:: Work to do ::
Copy the data that follows, character for character, minus the pictures.

:: Given information ::
=======

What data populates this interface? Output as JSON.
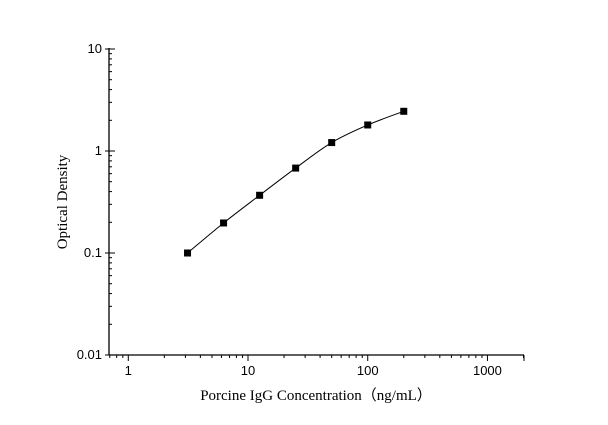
{
  "chart_data": {
    "type": "line",
    "title": "",
    "xlabel": "Porcine IgG Concentration（ng/mL）",
    "ylabel": "Optical Density",
    "xscale": "log",
    "yscale": "log",
    "xlim": [
      0.69,
      2020
    ],
    "ylim": [
      0.01,
      10
    ],
    "xticks": [
      1,
      10,
      100,
      1000
    ],
    "xtick_labels": [
      "1",
      "10",
      "100",
      "1000"
    ],
    "yticks": [
      0.01,
      0.1,
      1,
      10
    ],
    "ytick_labels": [
      "0.01",
      "0.1",
      "1",
      "10"
    ],
    "grid": false,
    "legend": "none",
    "series": [
      {
        "marker": "square",
        "color": "#000000",
        "fit_line": "smooth curve",
        "x": [
          3.125,
          6.25,
          12.5,
          25,
          50,
          100,
          200
        ],
        "y": [
          0.1,
          0.197,
          0.368,
          0.68,
          1.21,
          1.8,
          2.45
        ]
      }
    ]
  }
}
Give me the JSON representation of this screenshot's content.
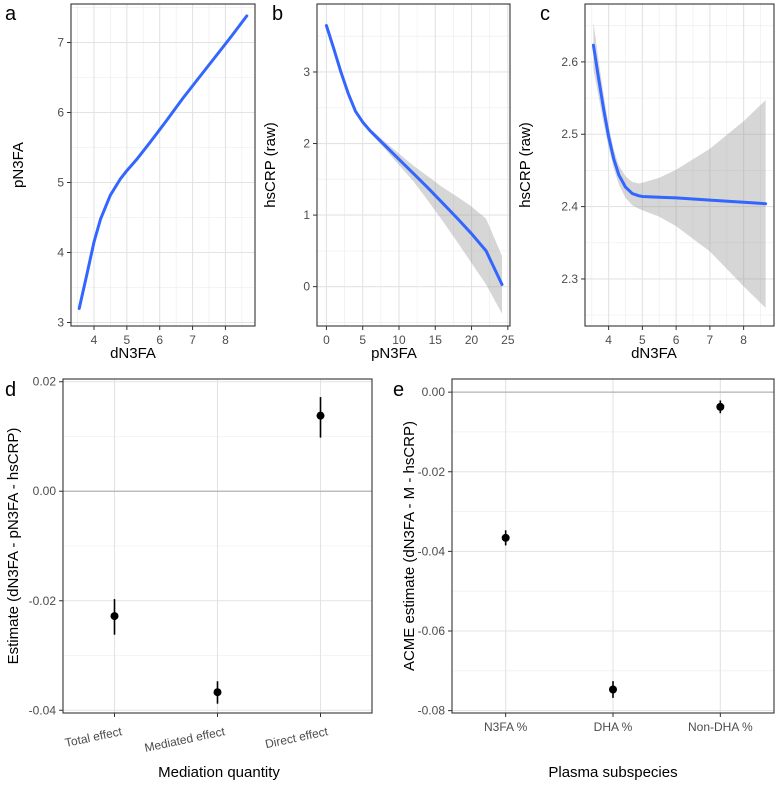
{
  "chart_data": [
    {
      "id": "a",
      "panel_label": "a",
      "type": "line",
      "xlabel": "dN3FA",
      "ylabel": "pN3FA",
      "xlim": [
        3.3,
        8.9
      ],
      "ylim": [
        2.95,
        7.55
      ],
      "xticks": [
        4,
        5,
        6,
        7,
        8
      ],
      "yticks": [
        3,
        4,
        5,
        6,
        7
      ],
      "grid": true,
      "series": [
        {
          "name": "smooth fit",
          "color": "#3366ff",
          "x": [
            3.55,
            3.8,
            4.0,
            4.2,
            4.5,
            4.8,
            5.0,
            5.3,
            5.7,
            6.2,
            6.7,
            7.2,
            7.7,
            8.2,
            8.65
          ],
          "y": [
            3.2,
            3.72,
            4.15,
            4.48,
            4.82,
            5.05,
            5.17,
            5.33,
            5.57,
            5.88,
            6.2,
            6.5,
            6.8,
            7.1,
            7.38
          ]
        }
      ]
    },
    {
      "id": "b",
      "panel_label": "b",
      "type": "line",
      "xlabel": "pN3FA",
      "ylabel": "hsCRP (raw)",
      "xlim": [
        -1.3,
        25.3
      ],
      "ylim": [
        -0.55,
        3.95
      ],
      "xticks": [
        0,
        5,
        10,
        15,
        20,
        25
      ],
      "yticks": [
        0,
        1,
        2,
        3
      ],
      "grid": true,
      "series": [
        {
          "name": "smooth fit",
          "color": "#3366ff",
          "x": [
            0,
            1,
            2,
            3,
            4,
            5,
            6,
            8,
            10,
            12,
            14,
            16,
            18,
            20,
            22,
            24.2
          ],
          "y": [
            3.65,
            3.33,
            3.0,
            2.7,
            2.45,
            2.3,
            2.18,
            1.98,
            1.78,
            1.58,
            1.38,
            1.17,
            0.96,
            0.74,
            0.5,
            0.03
          ]
        }
      ],
      "confidence_band": {
        "x": [
          0,
          2,
          4,
          6,
          8,
          10,
          12,
          14,
          16,
          18,
          20,
          22,
          24.2
        ],
        "lower": [
          3.62,
          2.98,
          2.44,
          2.15,
          1.93,
          1.7,
          1.47,
          1.2,
          0.92,
          0.63,
          0.33,
          0.03,
          -0.38
        ],
        "upper": [
          3.68,
          3.02,
          2.46,
          2.21,
          2.03,
          1.86,
          1.69,
          1.54,
          1.39,
          1.26,
          1.12,
          0.95,
          0.43
        ]
      }
    },
    {
      "id": "c",
      "panel_label": "c",
      "type": "line",
      "xlabel": "dN3FA",
      "ylabel": "hsCRP (raw)",
      "xlim": [
        3.3,
        8.9
      ],
      "ylim": [
        2.235,
        2.68
      ],
      "xticks": [
        4,
        5,
        6,
        7,
        8
      ],
      "yticks": [
        2.3,
        2.4,
        2.5,
        2.6
      ],
      "grid": true,
      "series": [
        {
          "name": "smooth fit",
          "color": "#3366ff",
          "x": [
            3.55,
            3.7,
            3.85,
            4.0,
            4.15,
            4.3,
            4.5,
            4.7,
            4.9,
            5.0,
            5.5,
            6.0,
            7.0,
            8.0,
            8.65
          ],
          "y": [
            2.623,
            2.578,
            2.535,
            2.497,
            2.466,
            2.444,
            2.427,
            2.418,
            2.415,
            2.414,
            2.413,
            2.412,
            2.409,
            2.406,
            2.404
          ]
        }
      ],
      "confidence_band": {
        "x": [
          3.55,
          3.7,
          3.85,
          4.0,
          4.15,
          4.3,
          4.5,
          4.7,
          4.9,
          5.0,
          5.5,
          6.0,
          7.0,
          8.0,
          8.65
        ],
        "lower": [
          2.59,
          2.553,
          2.515,
          2.482,
          2.453,
          2.431,
          2.412,
          2.402,
          2.397,
          2.395,
          2.386,
          2.373,
          2.338,
          2.29,
          2.26
        ],
        "upper": [
          2.655,
          2.603,
          2.555,
          2.512,
          2.479,
          2.457,
          2.442,
          2.434,
          2.432,
          2.433,
          2.44,
          2.451,
          2.48,
          2.518,
          2.547
        ]
      }
    },
    {
      "id": "d",
      "panel_label": "d",
      "type": "scatter",
      "xlabel": "Mediation quantity",
      "ylabel": "Estimate (dN3FA - pN3FA - hsCRP)",
      "ylim": [
        -0.0405,
        0.0205
      ],
      "yticks": [
        -0.04,
        -0.02,
        0.0,
        0.02
      ],
      "ytick_labels": [
        "-0.04",
        "-0.02",
        "0.00",
        "0.02"
      ],
      "reference_line": 0,
      "grid": true,
      "categories": [
        "Total effect",
        "Mediated effect",
        "Direct effect"
      ],
      "values": [
        -0.0228,
        -0.0367,
        0.0138
      ],
      "ci_lower": [
        -0.0262,
        -0.0388,
        0.0098
      ],
      "ci_upper": [
        -0.0197,
        -0.0347,
        0.0172
      ]
    },
    {
      "id": "e",
      "panel_label": "e",
      "type": "scatter",
      "xlabel": "Plasma subspecies",
      "ylabel": "ACME estimate (dN3FA - M - hsCRP)",
      "ylim": [
        -0.0806,
        0.0033
      ],
      "yticks": [
        -0.08,
        -0.06,
        -0.04,
        -0.02,
        0.0
      ],
      "ytick_labels": [
        "-0.08",
        "-0.06",
        "-0.04",
        "-0.02",
        "0.00"
      ],
      "reference_line": 0,
      "grid": true,
      "categories": [
        "N3FA %",
        "DHA %",
        "Non-DHA %"
      ],
      "values": [
        -0.0366,
        -0.0747,
        -0.0037
      ],
      "ci_lower": [
        -0.0385,
        -0.0768,
        -0.0053
      ],
      "ci_upper": [
        -0.0347,
        -0.0726,
        -0.0021
      ]
    }
  ]
}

=======

:: Answer for the task ::
What data populates this interface? Output as JSON.
{
  "chart_data": {
    "type": "line",
    "title": "",
    "xlabel": "Porcine IgG Concentration（ng/mL）",
    "ylabel": "Optical Density",
    "xscale": "log",
    "yscale": "log",
    "xlim": [
      0.69,
      2020
    ],
    "ylim": [
      0.01,
      10
    ],
    "xticks": [
      1,
      10,
      100,
      1000
    ],
    "xtick_labels": [
      "1",
      "10",
      "100",
      "1000"
    ],
    "yticks": [
      0.01,
      0.1,
      1,
      10
    ],
    "ytick_labels": [
      "0.01",
      "0.1",
      "1",
      "10"
    ],
    "grid": false,
    "legend": "none",
    "series": [
      {
        "marker": "square",
        "color": "#000000",
        "fit_line": "smooth curve",
        "x": [
          3.125,
          6.25,
          12.5,
          25,
          50,
          100,
          200
        ],
        "y": [
          0.1,
          0.197,
          0.368,
          0.68,
          1.21,
          1.8,
          2.45
        ]
      }
    ]
  }
}
Give me the JSON representation of this screenshot's content.
{
  "chart_data": [
    {
      "id": "a",
      "panel_label": "a",
      "type": "line",
      "xlabel": "dN3FA",
      "ylabel": "pN3FA",
      "xlim": [
        3.3,
        8.9
      ],
      "ylim": [
        2.95,
        7.55
      ],
      "xticks": [
        4,
        5,
        6,
        7,
        8
      ],
      "yticks": [
        3,
        4,
        5,
        6,
        7
      ],
      "grid": true,
      "series": [
        {
          "name": "smooth fit",
          "color": "#3366ff",
          "x": [
            3.55,
            3.8,
            4.0,
            4.2,
            4.5,
            4.8,
            5.0,
            5.3,
            5.7,
            6.2,
            6.7,
            7.2,
            7.7,
            8.2,
            8.65
          ],
          "y": [
            3.2,
            3.72,
            4.15,
            4.48,
            4.82,
            5.05,
            5.17,
            5.33,
            5.57,
            5.88,
            6.2,
            6.5,
            6.8,
            7.1,
            7.38
          ]
        }
      ]
    },
    {
      "id": "b",
      "panel_label": "b",
      "type": "line",
      "xlabel": "pN3FA",
      "ylabel": "hsCRP (raw)",
      "xlim": [
        -1.3,
        25.3
      ],
      "ylim": [
        -0.55,
        3.95
      ],
      "xticks": [
        0,
        5,
        10,
        15,
        20,
        25
      ],
      "yticks": [
        0,
        1,
        2,
        3
      ],
      "grid": true,
      "series": [
        {
          "name": "smooth fit",
          "color": "#3366ff",
          "x": [
            0,
            1,
            2,
            3,
            4,
            5,
            6,
            8,
            10,
            12,
            14,
            16,
            18,
            20,
            22,
            24.2
          ],
          "y": [
            3.65,
            3.33,
            3.0,
            2.7,
            2.45,
            2.3,
            2.18,
            1.98,
            1.78,
            1.58,
            1.38,
            1.17,
            0.96,
            0.74,
            0.5,
            0.03
          ]
        }
      ],
      "confidence_band": {
        "x": [
          0,
          2,
          4,
          6,
          8,
          10,
          12,
          14,
          16,
          18,
          20,
          22,
          24.2
        ],
        "lower": [
          3.62,
          2.98,
          2.44,
          2.15,
          1.93,
          1.7,
          1.47,
          1.2,
          0.92,
          0.63,
          0.33,
          0.03,
          -0.38
        ],
        "upper": [
          3.68,
          3.02,
          2.46,
          2.21,
          2.03,
          1.86,
          1.69,
          1.54,
          1.39,
          1.26,
          1.12,
          0.95,
          0.43
        ]
      }
    },
    {
      "id": "c",
      "panel_label": "c",
      "type": "line",
      "xlabel": "dN3FA",
      "ylabel": "hsCRP (raw)",
      "xlim": [
        3.3,
        8.9
      ],
      "ylim": [
        2.235,
        2.68
      ],
      "xticks": [
        4,
        5,
        6,
        7,
        8
      ],
      "yticks": [
        2.3,
        2.4,
        2.5,
        2.6
      ],
      "grid": true,
      "series": [
        {
          "name": "smooth fit",
          "color": "#3366ff",
          "x": [
            3.55,
            3.7,
            3.85,
            4.0,
            4.15,
            4.3,
            4.5,
            4.7,
            4.9,
            5.0,
            5.5,
            6.0,
            7.0,
            8.0,
            8.65
          ],
          "y": [
            2.623,
            2.578,
            2.535,
            2.497,
            2.466,
            2.444,
            2.427,
            2.418,
            2.415,
            2.414,
            2.413,
            2.412,
            2.409,
            2.406,
            2.404
          ]
        }
      ],
      "confidence_band": {
        "x": [
          3.55,
          3.7,
          3.85,
          4.0,
          4.15,
          4.3,
          4.5,
          4.7,
          4.9,
          5.0,
          5.5,
          6.0,
          7.0,
          8.0,
          8.65
        ],
        "lower": [
          2.59,
          2.553,
          2.515,
          2.482,
          2.453,
          2.431,
          2.412,
          2.402,
          2.397,
          2.395,
          2.386,
          2.373,
          2.338,
          2.29,
          2.26
        ],
        "upper": [
          2.655,
          2.603,
          2.555,
          2.512,
          2.479,
          2.457,
          2.442,
          2.434,
          2.432,
          2.433,
          2.44,
          2.451,
          2.48,
          2.518,
          2.547
        ]
      }
    },
    {
      "id": "d",
      "panel_label": "d",
      "type": "scatter",
      "xlabel": "Mediation quantity",
      "ylabel": "Estimate (dN3FA - pN3FA - hsCRP)",
      "ylim": [
        -0.0405,
        0.0205
      ],
      "yticks": [
        -0.04,
        -0.02,
        0.0,
        0.02
      ],
      "ytick_labels": [
        "-0.04",
        "-0.02",
        "0.00",
        "0.02"
      ],
      "reference_line": 0,
      "grid": true,
      "categories": [
        "Total effect",
        "Mediated effect",
        "Direct effect"
      ],
      "values": [
        -0.0228,
        -0.0367,
        0.0138
      ],
      "ci_lower": [
        -0.0262,
        -0.0388,
        0.0098
      ],
      "ci_upper": [
        -0.0197,
        -0.0347,
        0.0172
      ]
    },
    {
      "id": "e",
      "panel_label": "e",
      "type": "scatter",
      "xlabel": "Plasma subspecies",
      "ylabel": "ACME estimate (dN3FA - M - hsCRP)",
      "ylim": [
        -0.0806,
        0.0033
      ],
      "yticks": [
        -0.08,
        -0.06,
        -0.04,
        -0.02,
        0.0
      ],
      "ytick_labels": [
        "-0.08",
        "-0.06",
        "-0.04",
        "-0.02",
        "0.00"
      ],
      "reference_line": 0,
      "grid": true,
      "categories": [
        "N3FA %",
        "DHA %",
        "Non-DHA %"
      ],
      "values": [
        -0.0366,
        -0.0747,
        -0.0037
      ],
      "ci_lower": [
        -0.0385,
        -0.0768,
        -0.0053
      ],
      "ci_upper": [
        -0.0347,
        -0.0726,
        -0.0021
      ]
    }
  ]
}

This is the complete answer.